- _TASK BRIEF_: Report the count of lines where the string "values" appears, and nothing else.

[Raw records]
****

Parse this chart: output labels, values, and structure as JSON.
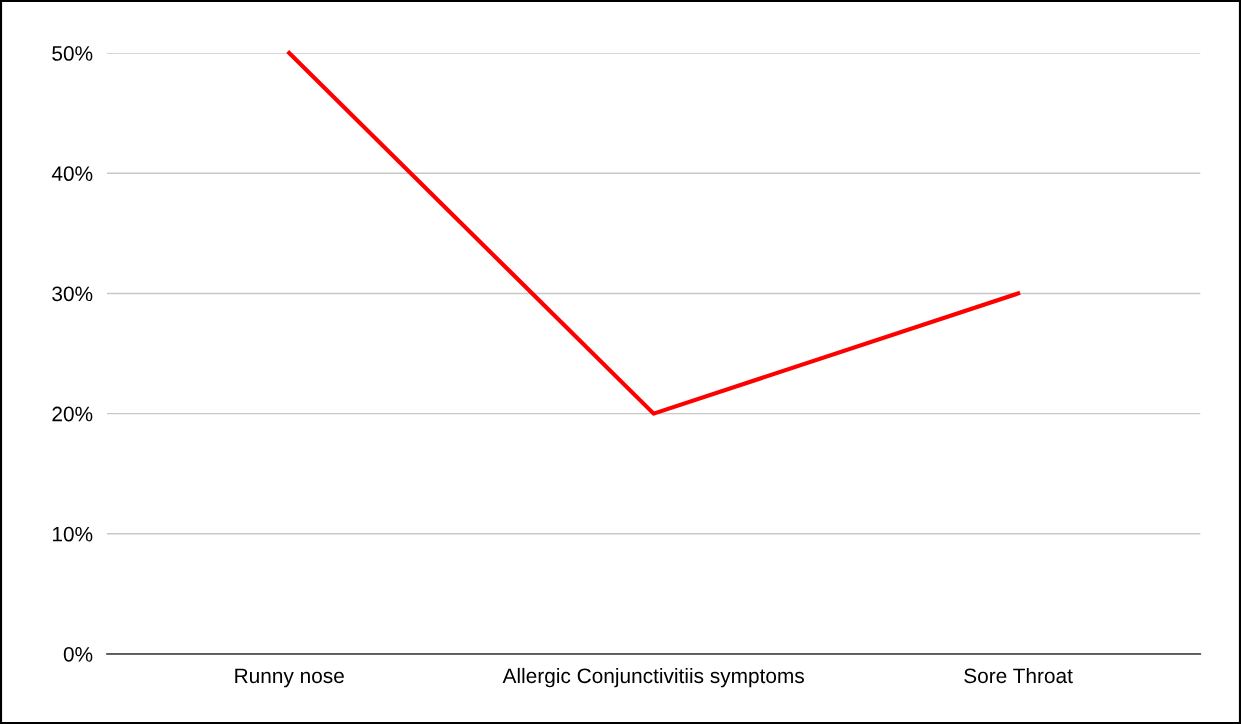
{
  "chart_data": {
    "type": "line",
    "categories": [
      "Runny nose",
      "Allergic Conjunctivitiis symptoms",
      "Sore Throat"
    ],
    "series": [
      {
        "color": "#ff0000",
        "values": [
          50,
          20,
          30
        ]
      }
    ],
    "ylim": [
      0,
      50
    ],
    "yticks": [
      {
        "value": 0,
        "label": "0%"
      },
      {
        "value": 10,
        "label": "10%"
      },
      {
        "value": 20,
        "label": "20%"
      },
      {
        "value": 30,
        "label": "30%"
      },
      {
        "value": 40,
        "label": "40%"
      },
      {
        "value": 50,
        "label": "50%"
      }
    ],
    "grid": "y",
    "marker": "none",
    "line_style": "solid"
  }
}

****

- _FINAL ANSWER_: 2